SOURCE MATERIAL
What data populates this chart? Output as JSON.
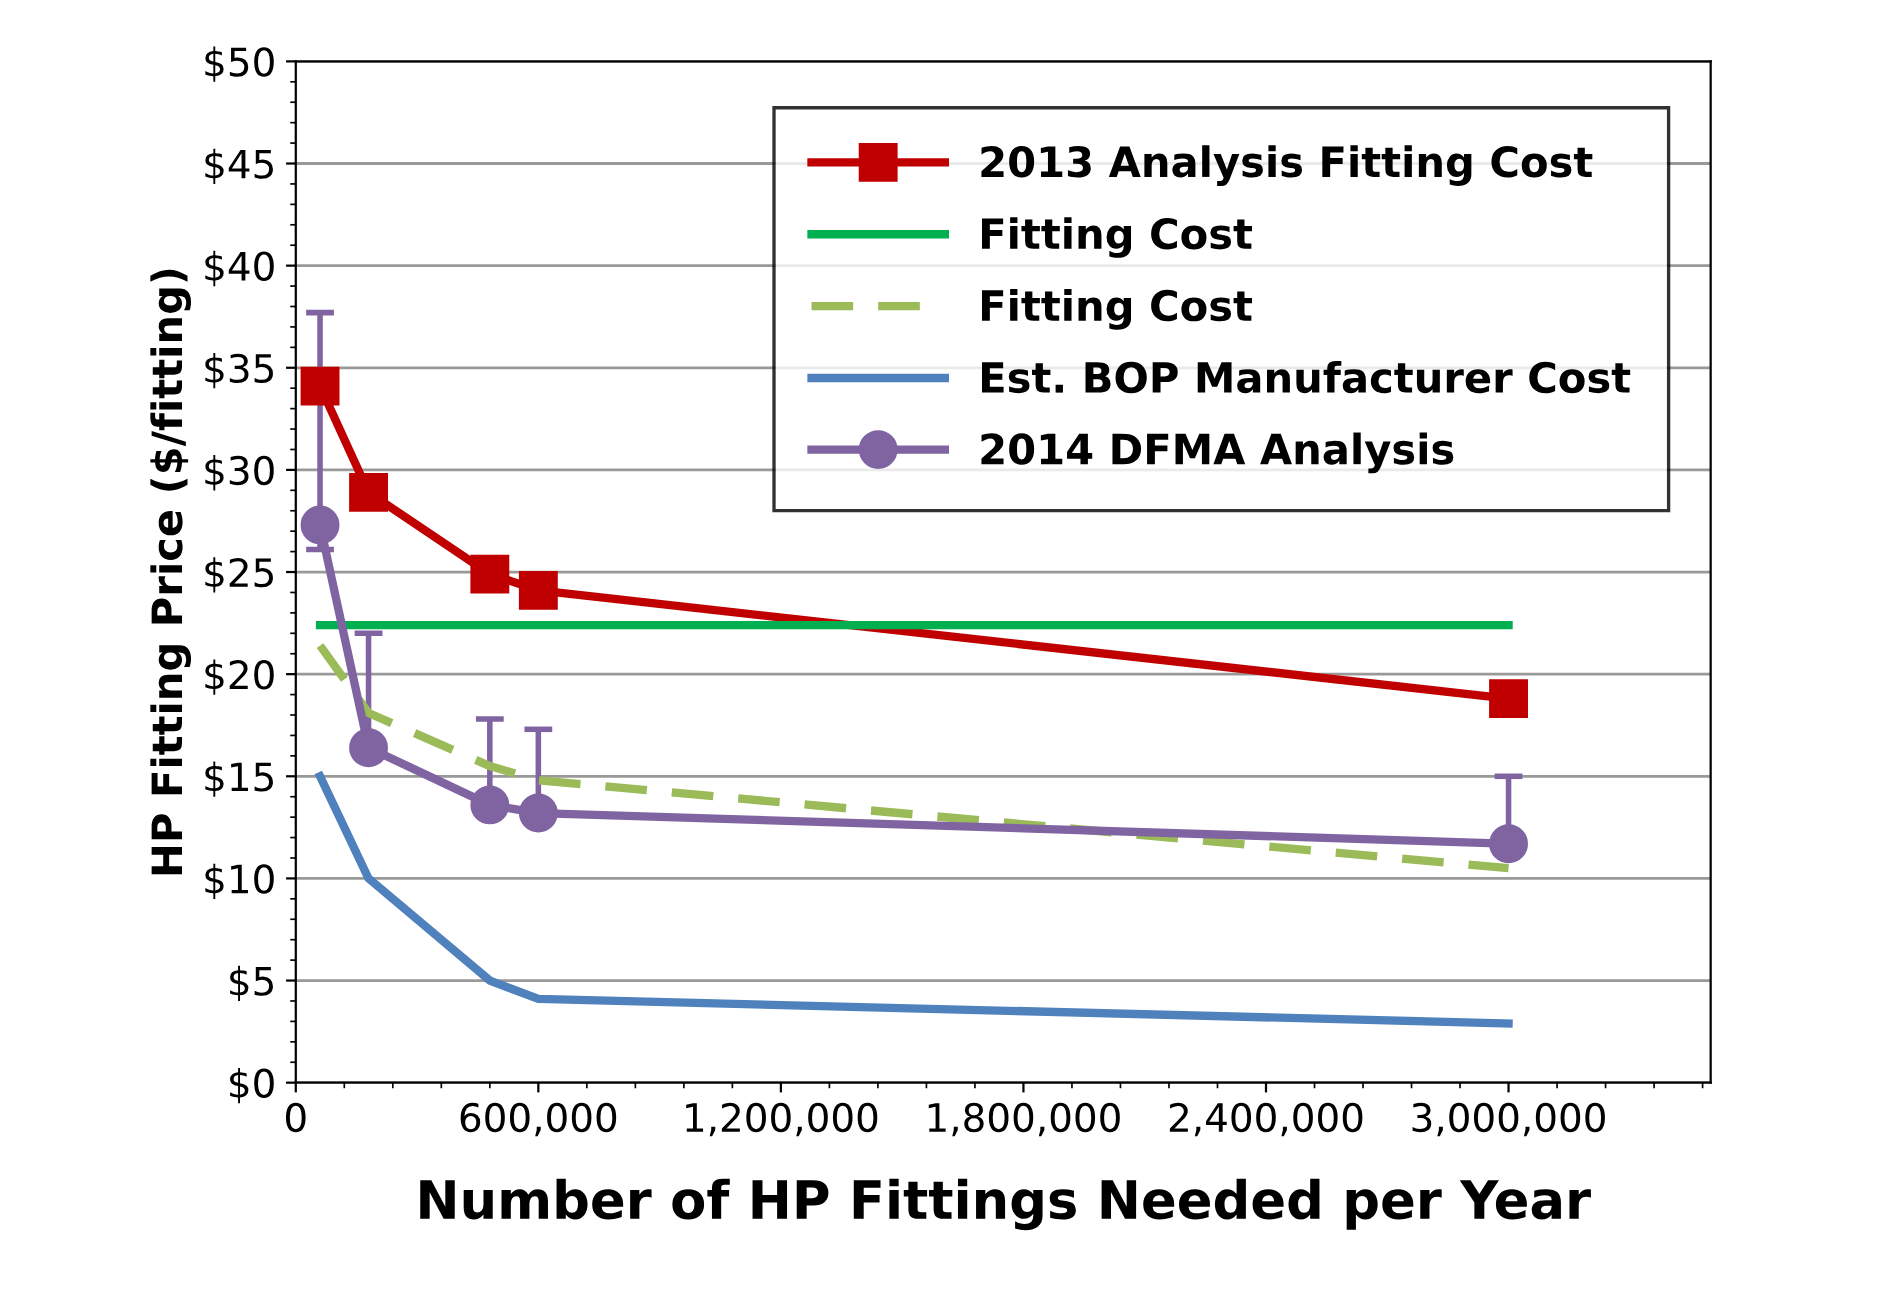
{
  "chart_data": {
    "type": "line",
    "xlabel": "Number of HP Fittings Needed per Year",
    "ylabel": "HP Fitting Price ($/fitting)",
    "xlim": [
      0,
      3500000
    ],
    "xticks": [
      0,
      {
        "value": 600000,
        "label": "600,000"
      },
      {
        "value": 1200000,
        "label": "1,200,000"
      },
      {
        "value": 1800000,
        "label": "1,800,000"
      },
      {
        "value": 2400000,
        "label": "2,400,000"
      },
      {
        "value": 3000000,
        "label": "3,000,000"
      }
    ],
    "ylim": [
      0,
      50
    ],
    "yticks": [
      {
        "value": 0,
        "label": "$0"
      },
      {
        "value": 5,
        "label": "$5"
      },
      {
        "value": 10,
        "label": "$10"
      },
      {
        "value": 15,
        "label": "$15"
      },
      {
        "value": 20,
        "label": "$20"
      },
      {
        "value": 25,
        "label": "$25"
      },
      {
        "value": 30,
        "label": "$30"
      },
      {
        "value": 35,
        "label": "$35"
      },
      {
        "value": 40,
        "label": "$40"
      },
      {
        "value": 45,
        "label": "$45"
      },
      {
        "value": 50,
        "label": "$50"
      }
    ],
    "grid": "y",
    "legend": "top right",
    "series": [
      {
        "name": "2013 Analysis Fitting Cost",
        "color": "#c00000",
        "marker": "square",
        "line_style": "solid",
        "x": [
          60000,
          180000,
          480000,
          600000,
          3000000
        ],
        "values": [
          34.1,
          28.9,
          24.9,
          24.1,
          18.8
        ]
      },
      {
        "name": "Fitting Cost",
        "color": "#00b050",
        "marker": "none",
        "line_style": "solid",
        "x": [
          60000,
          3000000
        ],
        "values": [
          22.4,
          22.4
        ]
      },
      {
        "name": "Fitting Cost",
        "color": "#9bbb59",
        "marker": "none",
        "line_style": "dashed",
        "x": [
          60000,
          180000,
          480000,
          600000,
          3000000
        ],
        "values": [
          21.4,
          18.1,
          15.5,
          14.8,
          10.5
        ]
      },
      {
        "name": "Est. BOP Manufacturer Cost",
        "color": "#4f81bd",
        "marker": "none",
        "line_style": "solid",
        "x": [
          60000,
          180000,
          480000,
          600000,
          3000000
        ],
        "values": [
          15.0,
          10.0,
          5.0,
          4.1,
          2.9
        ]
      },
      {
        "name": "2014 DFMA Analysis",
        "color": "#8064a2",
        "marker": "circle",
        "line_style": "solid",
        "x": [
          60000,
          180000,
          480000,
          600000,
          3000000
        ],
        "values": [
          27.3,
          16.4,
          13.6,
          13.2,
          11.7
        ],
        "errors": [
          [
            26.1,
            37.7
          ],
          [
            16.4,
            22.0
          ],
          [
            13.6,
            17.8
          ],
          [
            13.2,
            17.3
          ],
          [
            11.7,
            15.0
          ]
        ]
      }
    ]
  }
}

STATED EXERCISE
In the records above, collect each line with "color".

IN RESPONSE
        "color": "#c00000",
        "color": "#00b050",
        "color": "#9bbb59",
        "color": "#4f81bd",
        "color": "#8064a2",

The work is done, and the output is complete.